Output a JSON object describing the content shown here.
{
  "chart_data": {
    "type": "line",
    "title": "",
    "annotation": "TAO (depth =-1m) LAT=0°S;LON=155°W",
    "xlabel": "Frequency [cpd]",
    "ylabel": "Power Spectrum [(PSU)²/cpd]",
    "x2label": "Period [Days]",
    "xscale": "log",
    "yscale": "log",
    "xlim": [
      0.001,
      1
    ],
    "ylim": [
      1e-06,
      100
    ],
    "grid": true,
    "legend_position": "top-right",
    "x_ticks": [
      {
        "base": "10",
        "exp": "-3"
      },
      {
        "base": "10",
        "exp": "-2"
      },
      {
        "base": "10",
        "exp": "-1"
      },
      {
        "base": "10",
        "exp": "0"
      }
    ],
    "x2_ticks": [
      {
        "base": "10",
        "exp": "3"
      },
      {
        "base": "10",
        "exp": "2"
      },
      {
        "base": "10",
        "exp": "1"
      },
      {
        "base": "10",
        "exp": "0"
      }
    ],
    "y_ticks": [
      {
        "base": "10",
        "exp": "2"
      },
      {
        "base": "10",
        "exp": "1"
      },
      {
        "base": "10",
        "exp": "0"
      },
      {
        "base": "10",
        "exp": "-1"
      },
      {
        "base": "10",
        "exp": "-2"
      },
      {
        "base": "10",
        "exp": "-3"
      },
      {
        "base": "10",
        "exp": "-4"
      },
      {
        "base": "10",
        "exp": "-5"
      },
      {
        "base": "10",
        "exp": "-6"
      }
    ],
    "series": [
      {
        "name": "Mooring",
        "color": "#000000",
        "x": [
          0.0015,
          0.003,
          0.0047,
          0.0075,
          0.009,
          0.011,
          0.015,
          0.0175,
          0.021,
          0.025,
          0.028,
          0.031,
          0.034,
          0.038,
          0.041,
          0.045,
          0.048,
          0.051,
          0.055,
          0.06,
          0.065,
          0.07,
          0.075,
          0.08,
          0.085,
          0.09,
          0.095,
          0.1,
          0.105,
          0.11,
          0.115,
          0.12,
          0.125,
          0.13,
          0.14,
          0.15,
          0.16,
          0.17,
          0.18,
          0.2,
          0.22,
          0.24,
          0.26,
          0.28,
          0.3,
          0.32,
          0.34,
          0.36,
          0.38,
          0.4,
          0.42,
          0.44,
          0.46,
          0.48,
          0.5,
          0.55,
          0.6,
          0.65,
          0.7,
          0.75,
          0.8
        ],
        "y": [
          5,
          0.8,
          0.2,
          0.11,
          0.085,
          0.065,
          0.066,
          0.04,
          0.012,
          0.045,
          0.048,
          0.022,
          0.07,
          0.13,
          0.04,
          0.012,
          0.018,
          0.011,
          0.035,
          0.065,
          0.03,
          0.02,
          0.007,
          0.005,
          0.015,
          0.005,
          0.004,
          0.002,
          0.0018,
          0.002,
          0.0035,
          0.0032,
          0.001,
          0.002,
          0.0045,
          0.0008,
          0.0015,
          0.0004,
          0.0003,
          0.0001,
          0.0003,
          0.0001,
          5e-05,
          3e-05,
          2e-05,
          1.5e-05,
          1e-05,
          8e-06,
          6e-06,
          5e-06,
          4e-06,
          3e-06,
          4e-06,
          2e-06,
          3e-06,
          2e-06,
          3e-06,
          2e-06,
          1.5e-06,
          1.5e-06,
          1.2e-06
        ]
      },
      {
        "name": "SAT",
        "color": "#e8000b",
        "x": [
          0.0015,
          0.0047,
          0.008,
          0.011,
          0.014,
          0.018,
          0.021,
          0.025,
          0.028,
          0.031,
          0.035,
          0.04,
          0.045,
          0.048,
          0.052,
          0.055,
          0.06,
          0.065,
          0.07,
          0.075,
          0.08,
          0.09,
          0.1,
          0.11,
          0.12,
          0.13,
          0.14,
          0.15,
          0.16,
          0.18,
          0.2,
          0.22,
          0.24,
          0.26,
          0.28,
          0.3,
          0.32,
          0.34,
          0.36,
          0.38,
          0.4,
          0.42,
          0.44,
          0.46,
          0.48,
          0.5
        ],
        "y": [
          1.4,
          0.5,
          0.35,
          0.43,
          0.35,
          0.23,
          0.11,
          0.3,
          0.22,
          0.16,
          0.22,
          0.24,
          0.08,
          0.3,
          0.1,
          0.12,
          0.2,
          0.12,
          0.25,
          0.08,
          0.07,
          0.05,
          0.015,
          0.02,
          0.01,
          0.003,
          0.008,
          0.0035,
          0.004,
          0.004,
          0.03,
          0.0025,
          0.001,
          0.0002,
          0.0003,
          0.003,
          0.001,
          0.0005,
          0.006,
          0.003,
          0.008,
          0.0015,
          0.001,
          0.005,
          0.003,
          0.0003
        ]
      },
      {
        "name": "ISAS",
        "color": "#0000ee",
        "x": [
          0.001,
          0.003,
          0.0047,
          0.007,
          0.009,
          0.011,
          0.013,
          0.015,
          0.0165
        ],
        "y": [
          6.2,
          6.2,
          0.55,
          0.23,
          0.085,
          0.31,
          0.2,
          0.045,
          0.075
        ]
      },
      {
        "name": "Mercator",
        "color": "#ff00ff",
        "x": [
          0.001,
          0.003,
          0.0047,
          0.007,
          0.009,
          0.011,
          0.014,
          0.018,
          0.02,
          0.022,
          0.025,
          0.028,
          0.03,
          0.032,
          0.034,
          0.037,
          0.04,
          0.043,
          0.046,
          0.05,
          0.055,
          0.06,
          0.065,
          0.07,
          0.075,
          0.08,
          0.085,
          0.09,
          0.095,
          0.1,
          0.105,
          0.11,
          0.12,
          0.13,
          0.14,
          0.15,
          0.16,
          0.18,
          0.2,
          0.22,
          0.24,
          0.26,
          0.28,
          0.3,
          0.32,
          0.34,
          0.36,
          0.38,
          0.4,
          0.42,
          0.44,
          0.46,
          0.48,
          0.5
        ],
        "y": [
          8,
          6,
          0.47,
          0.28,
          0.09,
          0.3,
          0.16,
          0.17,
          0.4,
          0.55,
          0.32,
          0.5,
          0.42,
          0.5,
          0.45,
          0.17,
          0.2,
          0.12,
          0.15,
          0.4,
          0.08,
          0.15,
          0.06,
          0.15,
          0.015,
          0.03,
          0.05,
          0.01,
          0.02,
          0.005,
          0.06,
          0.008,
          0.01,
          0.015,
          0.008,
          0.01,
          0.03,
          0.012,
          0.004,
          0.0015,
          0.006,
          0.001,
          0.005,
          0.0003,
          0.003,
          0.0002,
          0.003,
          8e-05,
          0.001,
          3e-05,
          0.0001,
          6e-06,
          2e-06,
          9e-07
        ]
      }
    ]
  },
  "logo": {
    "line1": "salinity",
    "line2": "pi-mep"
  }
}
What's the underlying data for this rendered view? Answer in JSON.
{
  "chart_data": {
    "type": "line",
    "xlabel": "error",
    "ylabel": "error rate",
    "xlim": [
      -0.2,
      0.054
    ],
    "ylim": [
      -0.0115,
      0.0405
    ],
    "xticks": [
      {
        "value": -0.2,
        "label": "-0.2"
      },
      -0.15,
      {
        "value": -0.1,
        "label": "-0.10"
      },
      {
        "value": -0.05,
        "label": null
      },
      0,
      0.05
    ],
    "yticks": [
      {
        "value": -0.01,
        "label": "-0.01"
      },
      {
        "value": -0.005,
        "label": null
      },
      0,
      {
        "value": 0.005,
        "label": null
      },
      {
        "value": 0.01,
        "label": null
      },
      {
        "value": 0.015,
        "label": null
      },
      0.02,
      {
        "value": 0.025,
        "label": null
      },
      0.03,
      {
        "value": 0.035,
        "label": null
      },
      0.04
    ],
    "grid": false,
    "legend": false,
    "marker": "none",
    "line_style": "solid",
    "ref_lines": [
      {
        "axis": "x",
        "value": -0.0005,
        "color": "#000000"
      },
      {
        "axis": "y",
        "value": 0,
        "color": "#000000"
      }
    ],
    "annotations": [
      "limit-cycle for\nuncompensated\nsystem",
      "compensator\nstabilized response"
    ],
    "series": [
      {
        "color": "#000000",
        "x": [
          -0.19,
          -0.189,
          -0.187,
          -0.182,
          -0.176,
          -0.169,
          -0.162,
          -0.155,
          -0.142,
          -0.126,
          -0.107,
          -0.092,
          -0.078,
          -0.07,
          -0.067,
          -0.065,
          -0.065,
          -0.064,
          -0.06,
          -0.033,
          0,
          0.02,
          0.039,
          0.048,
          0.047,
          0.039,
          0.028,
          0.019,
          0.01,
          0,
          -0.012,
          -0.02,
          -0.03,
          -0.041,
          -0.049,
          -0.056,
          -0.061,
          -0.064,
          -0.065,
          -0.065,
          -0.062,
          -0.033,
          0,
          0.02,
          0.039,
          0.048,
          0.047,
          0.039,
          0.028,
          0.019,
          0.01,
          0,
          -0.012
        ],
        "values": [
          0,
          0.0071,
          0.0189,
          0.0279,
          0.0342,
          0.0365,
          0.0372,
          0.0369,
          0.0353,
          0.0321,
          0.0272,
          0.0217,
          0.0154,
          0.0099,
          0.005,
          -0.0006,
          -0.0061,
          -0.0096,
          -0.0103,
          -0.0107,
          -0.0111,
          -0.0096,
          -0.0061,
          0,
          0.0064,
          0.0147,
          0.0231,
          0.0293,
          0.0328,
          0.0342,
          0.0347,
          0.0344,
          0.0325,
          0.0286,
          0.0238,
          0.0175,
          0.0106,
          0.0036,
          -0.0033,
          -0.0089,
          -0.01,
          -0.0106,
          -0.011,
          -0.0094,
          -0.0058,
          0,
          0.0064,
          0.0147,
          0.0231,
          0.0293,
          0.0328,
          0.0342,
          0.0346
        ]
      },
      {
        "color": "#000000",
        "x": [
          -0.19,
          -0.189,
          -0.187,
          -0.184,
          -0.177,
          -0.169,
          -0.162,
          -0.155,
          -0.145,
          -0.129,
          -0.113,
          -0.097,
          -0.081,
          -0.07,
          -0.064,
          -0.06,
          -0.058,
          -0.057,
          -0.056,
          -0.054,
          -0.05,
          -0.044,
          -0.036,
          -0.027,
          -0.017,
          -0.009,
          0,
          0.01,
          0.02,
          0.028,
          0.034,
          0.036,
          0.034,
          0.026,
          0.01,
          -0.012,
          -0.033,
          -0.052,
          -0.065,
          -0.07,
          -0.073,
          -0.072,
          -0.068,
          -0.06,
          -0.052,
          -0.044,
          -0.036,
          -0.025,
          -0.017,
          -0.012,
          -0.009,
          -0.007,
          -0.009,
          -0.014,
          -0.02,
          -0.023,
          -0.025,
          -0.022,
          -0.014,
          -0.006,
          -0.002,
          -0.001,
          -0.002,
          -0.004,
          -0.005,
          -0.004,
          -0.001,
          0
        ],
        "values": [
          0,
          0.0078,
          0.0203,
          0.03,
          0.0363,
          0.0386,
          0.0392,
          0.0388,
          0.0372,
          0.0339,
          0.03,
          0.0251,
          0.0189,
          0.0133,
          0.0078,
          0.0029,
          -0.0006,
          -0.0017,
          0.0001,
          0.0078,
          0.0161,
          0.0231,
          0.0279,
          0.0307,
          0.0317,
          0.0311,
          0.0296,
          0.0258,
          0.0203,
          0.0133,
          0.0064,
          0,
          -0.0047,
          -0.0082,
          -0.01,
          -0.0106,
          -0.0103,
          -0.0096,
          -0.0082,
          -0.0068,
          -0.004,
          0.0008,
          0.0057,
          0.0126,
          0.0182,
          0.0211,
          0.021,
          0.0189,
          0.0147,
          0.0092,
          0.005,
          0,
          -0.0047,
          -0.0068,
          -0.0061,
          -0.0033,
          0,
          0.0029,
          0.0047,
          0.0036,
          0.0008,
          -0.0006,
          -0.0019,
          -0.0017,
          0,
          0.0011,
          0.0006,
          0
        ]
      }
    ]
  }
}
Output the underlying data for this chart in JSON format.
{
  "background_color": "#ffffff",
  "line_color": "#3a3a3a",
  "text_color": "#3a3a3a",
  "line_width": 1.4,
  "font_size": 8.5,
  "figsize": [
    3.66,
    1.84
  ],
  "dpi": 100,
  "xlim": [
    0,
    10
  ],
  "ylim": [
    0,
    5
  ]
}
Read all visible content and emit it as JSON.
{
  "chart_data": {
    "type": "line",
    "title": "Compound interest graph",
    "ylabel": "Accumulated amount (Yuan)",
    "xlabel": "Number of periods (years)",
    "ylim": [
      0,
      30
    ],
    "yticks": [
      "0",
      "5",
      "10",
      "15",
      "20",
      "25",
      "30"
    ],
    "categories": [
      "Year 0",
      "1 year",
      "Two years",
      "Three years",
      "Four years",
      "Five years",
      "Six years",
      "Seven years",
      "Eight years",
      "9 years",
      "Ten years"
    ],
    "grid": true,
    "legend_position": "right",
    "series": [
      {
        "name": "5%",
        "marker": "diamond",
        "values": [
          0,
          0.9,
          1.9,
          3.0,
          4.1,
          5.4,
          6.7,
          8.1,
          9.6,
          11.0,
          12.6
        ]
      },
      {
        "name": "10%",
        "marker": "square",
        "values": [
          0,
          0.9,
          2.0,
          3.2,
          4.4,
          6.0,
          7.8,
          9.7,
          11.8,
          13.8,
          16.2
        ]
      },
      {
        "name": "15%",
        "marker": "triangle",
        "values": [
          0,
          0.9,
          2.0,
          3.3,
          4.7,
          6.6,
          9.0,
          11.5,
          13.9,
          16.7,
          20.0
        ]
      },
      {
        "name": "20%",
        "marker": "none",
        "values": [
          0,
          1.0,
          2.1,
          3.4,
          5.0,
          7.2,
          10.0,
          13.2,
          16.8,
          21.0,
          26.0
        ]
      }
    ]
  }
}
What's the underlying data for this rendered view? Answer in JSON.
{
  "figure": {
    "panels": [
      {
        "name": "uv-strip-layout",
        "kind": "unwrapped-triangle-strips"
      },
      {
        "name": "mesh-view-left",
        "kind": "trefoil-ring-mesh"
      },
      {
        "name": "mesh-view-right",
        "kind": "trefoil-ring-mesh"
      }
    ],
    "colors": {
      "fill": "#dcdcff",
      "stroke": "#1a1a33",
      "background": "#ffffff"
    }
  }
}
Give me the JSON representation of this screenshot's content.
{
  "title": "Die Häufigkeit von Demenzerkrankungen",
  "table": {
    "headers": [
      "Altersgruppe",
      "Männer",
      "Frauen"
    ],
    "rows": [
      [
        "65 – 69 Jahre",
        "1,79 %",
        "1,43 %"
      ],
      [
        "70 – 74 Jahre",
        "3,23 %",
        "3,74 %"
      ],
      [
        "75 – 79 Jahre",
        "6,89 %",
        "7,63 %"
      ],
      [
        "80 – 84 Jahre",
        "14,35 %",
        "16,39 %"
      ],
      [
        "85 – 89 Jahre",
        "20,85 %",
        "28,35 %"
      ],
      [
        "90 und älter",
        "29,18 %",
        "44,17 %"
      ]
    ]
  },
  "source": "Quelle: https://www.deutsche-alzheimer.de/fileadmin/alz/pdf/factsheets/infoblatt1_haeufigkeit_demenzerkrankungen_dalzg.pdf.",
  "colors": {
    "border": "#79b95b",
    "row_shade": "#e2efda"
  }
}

-------

_Problem statement_
Report the number of lines above containing the word "content", with no other text.

_Output_
3